**Supplied text**.
Ripples 7-31-14


One doesn’t need a calendar to follow the seasons, just an awareness of the world around.  I imagine that Native people were incredibly attuned to the phenology of the natural world, which changes from week to week between the frozen times.  After the thaw and maple syrup time, there is the frog season when they and woodcock call in the evenings.  Migrant birds return on a schedule over a couple of months, then nest and tend to their young ones, and one after another wildflowers bloom.  Later in summer, insects take over the singing duties from the frogs and birds, many of which get the heck out before winter, and the year starts again.  It’s such a logical progression, with millions of participants, honed over thousands of years to what it is today.

The parade of wildflowers is in itself amazing, moving from the woods where the spring ephemerals race to bloom before the trees leaf out and darken the forest, to the gaudy meadow and prairie plants that peak in late summer.  Emergent aquatic plants also participate, including sedges, pondweeds, and the beautiful pickerelweed.  On land, some of the most interesting plants are the composites, so named because their “flowers” are actually collections of many tiny flowers.  They are among the plants that have developed lately in terms of history, and their collective flower arrangement is probably efficient in terms of pollination- a visiting insect can pollinate many flowers while apparently just visiting one. There are many members of the composite family- dandelions daisies, asters, sunflowers and coneflowers- hundreds if not thousands of them.

**Problem set**.
1/ According to the Ripples essay, why are composites given that name?
2/ Does each statement agree with the Ripples essay? (a) Frogs and woodcock call in the evenings after maple syrup time. (b) Spring ephemerals bloom after the trees leaf out. (c) Pickerelweed is one of the emergent aquatic plants mentioned.
3/ Return, unchanged, the part of the Ripples essay that begins at the words "Ripples 7-31-14" and stops after "it is today.".
The lines that come next have no connection to the Ripples essay.

**Material provided**.
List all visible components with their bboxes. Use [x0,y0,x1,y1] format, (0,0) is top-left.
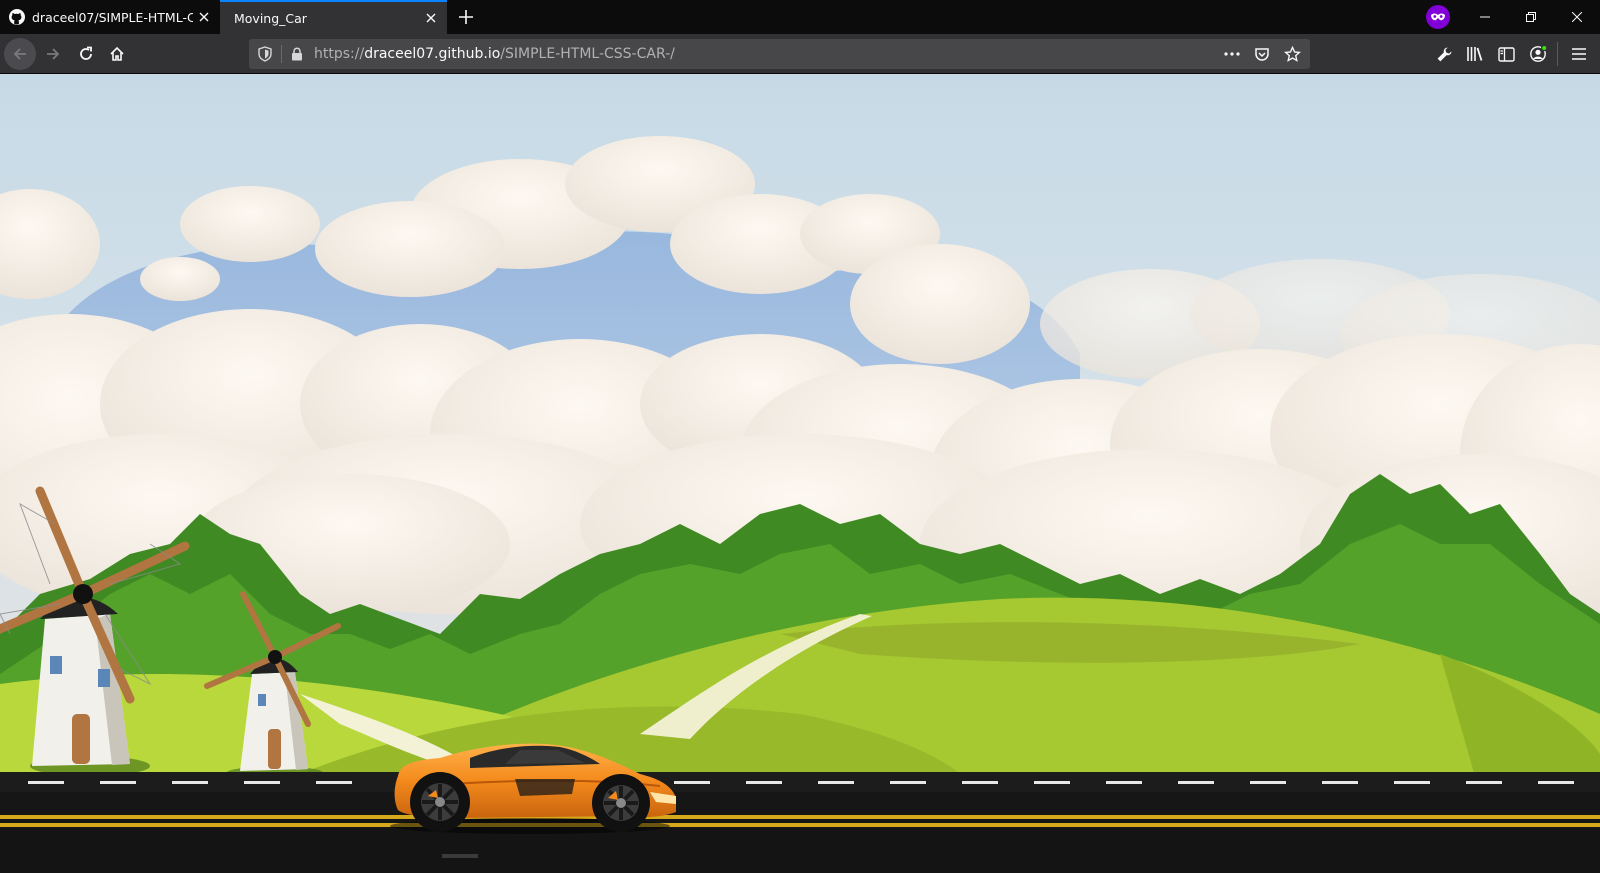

**Expected outputs**.
1/ Their "flowers" are actually collections of many tiny flowers.

2/
(a) Yes: "After the thaw and maple syrup time, there is the frog season when they and woodcock call in the evenings."
(b) No: "the spring ephemerals race to bloom before the trees leaf out and darken the forest"
(c) Yes: "Emergent aquatic plants also participate, including sedges, pondweeds, and the beautiful pickerelweed."

3/
Ripples 7-31-14


One doesn’t need a calendar to follow the seasons, just an awareness of the world around.  I imagine that Native people were incredibly attuned to the phenology of the natural world, which changes from week to week between the frozen times.  After the thaw and maple syrup time, there is the frog season when they and woodcock call in the evenings.  Migrant birds return on a schedule over a couple of months, then nest and tend to their young ones, and one after another wildflowers bloom.  Later in summer, insects take over the singing duties from the frogs and birds, many of which get the heck out before winter, and the year starts again.  It’s such a logical progression, with millions of participants, honed over thousands of years to what it is today.